| SET EXERCISE |
Each entry below must be repeated exactly, with pictures left out.
▽
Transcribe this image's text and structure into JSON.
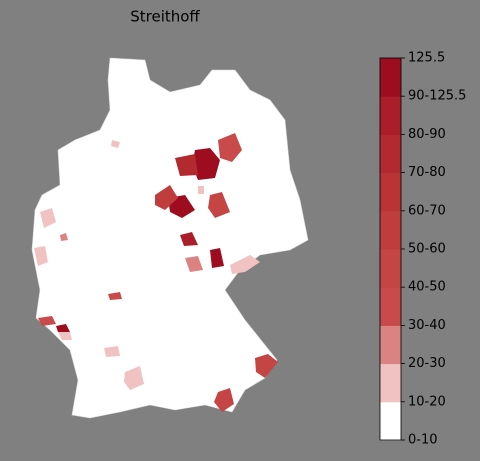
{
  "title": "Streithoff",
  "colorbar": {
    "labels": [
      "0-10",
      "10-20",
      "20-30",
      "30-40",
      "40-50",
      "50-60",
      "60-70",
      "70-80",
      "80-90",
      "90-125.5",
      "125.5"
    ],
    "colors": [
      "#ffffff",
      "#f0c2c2",
      "#db8282",
      "#c84a4a",
      "#c54545",
      "#c03d3d",
      "#ba3436",
      "#b22a2f",
      "#a91e28",
      "#9e0c1f"
    ]
  }
}
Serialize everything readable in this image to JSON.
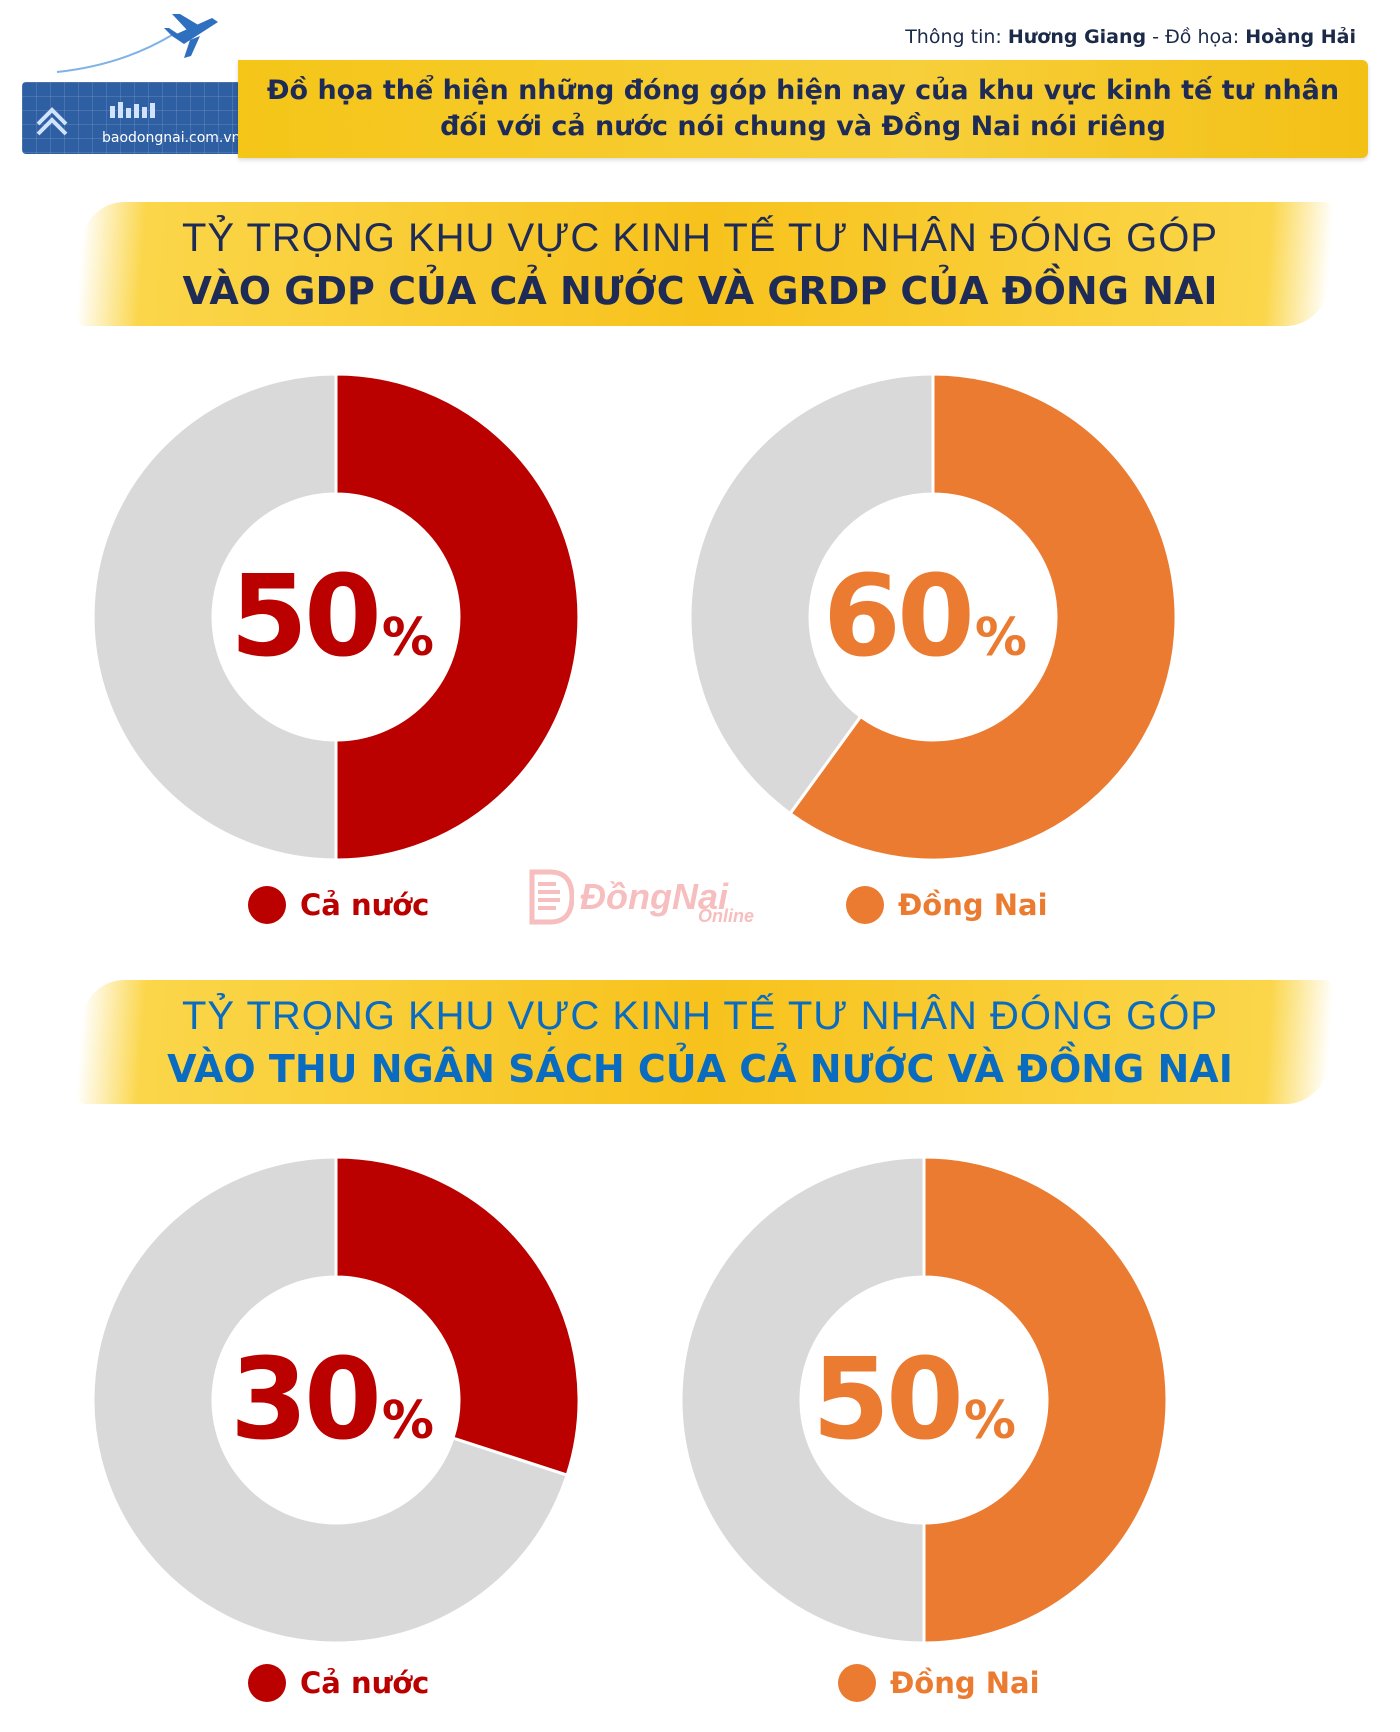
{
  "header": {
    "credit_info_label": "Thông tin:",
    "credit_info_name": "Hương Giang",
    "credit_sep": "-",
    "credit_graphics_label": "Đồ họa:",
    "credit_graphics_name": "Hoàng Hải",
    "site": "baodongnai.com.vn",
    "banner_line1": "Đồ họa thể hiện những đóng góp hiện nay của khu vực kinh tế tư nhân",
    "banner_line2": "đối với cả nước nói chung và Đồng Nai nói riêng"
  },
  "colors": {
    "national": "#bb0000",
    "dongnai": "#ea7b30",
    "remainder": "#d9d9d9",
    "title_dark": "#1e2b57",
    "title_blue": "#0a6cc0",
    "banner": "#f5c518"
  },
  "sections": [
    {
      "title_line1": "TỶ TRỌNG KHU VỰC KINH TẾ TƯ NHÂN ĐÓNG GÓP",
      "title_line2": "VÀO GDP CỦA CẢ NƯỚC VÀ GRDP CỦA ĐỒNG NAI",
      "legend": [
        "Cả nước",
        "Đồng Nai"
      ]
    },
    {
      "title_line1": "TỶ TRỌNG KHU VỰC KINH TẾ TƯ NHÂN ĐÓNG GÓP",
      "title_line2": "VÀO THU NGÂN SÁCH CỦA CẢ NƯỚC VÀ ĐỒNG NAI",
      "legend": [
        "Cả nước",
        "Đồng Nai"
      ]
    }
  ],
  "watermark": {
    "name": "ĐồngNai",
    "sub": "Online"
  },
  "chart_data": [
    {
      "type": "pie",
      "series": [
        {
          "name": "Cả nước",
          "value": 50
        }
      ],
      "label": "50",
      "unit": "%"
    },
    {
      "type": "pie",
      "series": [
        {
          "name": "Đồng Nai",
          "value": 60
        }
      ],
      "label": "60",
      "unit": "%"
    },
    {
      "type": "pie",
      "series": [
        {
          "name": "Cả nước",
          "value": 30
        }
      ],
      "label": "30",
      "unit": "%"
    },
    {
      "type": "pie",
      "series": [
        {
          "name": "Đồng Nai",
          "value": 50
        }
      ],
      "label": "50",
      "unit": "%"
    }
  ]
}
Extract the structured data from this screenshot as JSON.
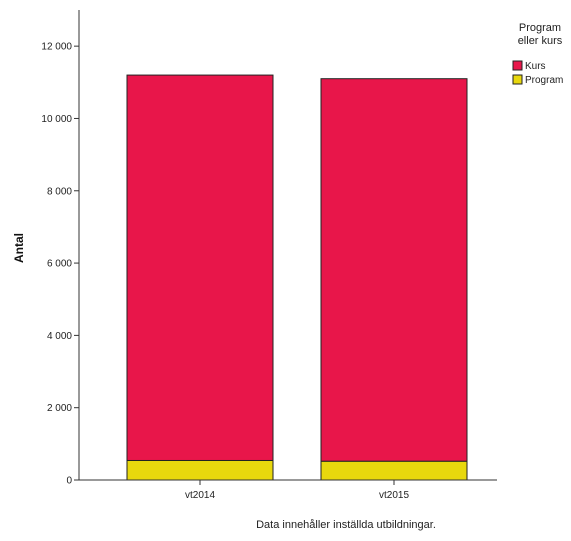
{
  "chart_data": {
    "type": "bar",
    "stacked": true,
    "categories": [
      "vt2014",
      "vt2015"
    ],
    "series": [
      {
        "name": "Program",
        "color": "#e8d80d",
        "values": [
          540,
          520
        ]
      },
      {
        "name": "Kurs",
        "color": "#e8164a",
        "values": [
          10660,
          10580
        ]
      }
    ],
    "ylabel": "Antal",
    "xlabel": "",
    "ylim": [
      0,
      13000
    ],
    "yticks": [
      0,
      2000,
      4000,
      6000,
      8000,
      10000,
      12000
    ],
    "ytick_labels": [
      "0",
      "2 000",
      "4 000",
      "6 000",
      "8 000",
      "10 000",
      "12 000"
    ],
    "grid": false,
    "legend": {
      "title_lines": [
        "Program",
        "eller kurs"
      ],
      "placement": "top-right",
      "entries": [
        "Kurs",
        "Program"
      ]
    },
    "footnote": "Data innehåller inställda utbildningar."
  }
}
△
| EXPECTED ANSWER |
Transcribe this image's text and structure into JSON.
{
  "title": "Streithoff",
  "colorbar": {
    "labels": [
      "0-10",
      "10-20",
      "20-30",
      "30-40",
      "40-50",
      "50-60",
      "60-70",
      "70-80",
      "80-90",
      "90-125.5",
      "125.5"
    ],
    "colors": [
      "#ffffff",
      "#f0c2c2",
      "#db8282",
      "#c84a4a",
      "#c54545",
      "#c03d3d",
      "#ba3436",
      "#b22a2f",
      "#a91e28",
      "#9e0c1f"
    ]
  }
}
Serialize everything readable in this image to JSON.
{
  "header": {
    "credit_info_label": "Thông tin:",
    "credit_info_name": "Hương Giang",
    "credit_sep": "-",
    "credit_graphics_label": "Đồ họa:",
    "credit_graphics_name": "Hoàng Hải",
    "site": "baodongnai.com.vn",
    "banner_line1": "Đồ họa thể hiện những đóng góp hiện nay của khu vực kinh tế tư nhân",
    "banner_line2": "đối với cả nước nói chung và Đồng Nai nói riêng"
  },
  "colors": {
    "national": "#bb0000",
    "dongnai": "#ea7b30",
    "remainder": "#d9d9d9",
    "title_dark": "#1e2b57",
    "title_blue": "#0a6cc0",
    "banner": "#f5c518"
  },
  "sections": [
    {
      "title_line1": "TỶ TRỌNG KHU VỰC KINH TẾ TƯ NHÂN ĐÓNG GÓP",
      "title_line2": "VÀO GDP CỦA CẢ NƯỚC VÀ GRDP CỦA ĐỒNG NAI",
      "legend": [
        "Cả nước",
        "Đồng Nai"
      ]
    },
    {
      "title_line1": "TỶ TRỌNG KHU VỰC KINH TẾ TƯ NHÂN ĐÓNG GÓP",
      "title_line2": "VÀO THU NGÂN SÁCH CỦA CẢ NƯỚC VÀ ĐỒNG NAI",
      "legend": [
        "Cả nước",
        "Đồng Nai"
      ]
    }
  ],
  "watermark": {
    "name": "ĐồngNai",
    "sub": "Online"
  },
  "chart_data": [
    {
      "type": "pie",
      "series": [
        {
          "name": "Cả nước",
          "value": 50
        }
      ],
      "label": "50",
      "unit": "%"
    },
    {
      "type": "pie",
      "series": [
        {
          "name": "Đồng Nai",
          "value": 60
        }
      ],
      "label": "60",
      "unit": "%"
    },
    {
      "type": "pie",
      "series": [
        {
          "name": "Cả nước",
          "value": 30
        }
      ],
      "label": "30",
      "unit": "%"
    },
    {
      "type": "pie",
      "series": [
        {
          "name": "Đồng Nai",
          "value": 50
        }
      ],
      "label": "50",
      "unit": "%"
    }
  ]
}
Extract the structured data from this screenshot as JSON.
{
  "chart_data": {
    "type": "bar",
    "stacked": true,
    "categories": [
      "vt2014",
      "vt2015"
    ],
    "series": [
      {
        "name": "Program",
        "color": "#e8d80d",
        "values": [
          540,
          520
        ]
      },
      {
        "name": "Kurs",
        "color": "#e8164a",
        "values": [
          10660,
          10580
        ]
      }
    ],
    "ylabel": "Antal",
    "xlabel": "",
    "ylim": [
      0,
      13000
    ],
    "yticks": [
      0,
      2000,
      4000,
      6000,
      8000,
      10000,
      12000
    ],
    "ytick_labels": [
      "0",
      "2 000",
      "4 000",
      "6 000",
      "8 000",
      "10 000",
      "12 000"
    ],
    "grid": false,
    "legend": {
      "title_lines": [
        "Program",
        "eller kurs"
      ],
      "placement": "top-right",
      "entries": [
        "Kurs",
        "Program"
      ]
    },
    "footnote": "Data innehåller inställda utbildningar."
  }
}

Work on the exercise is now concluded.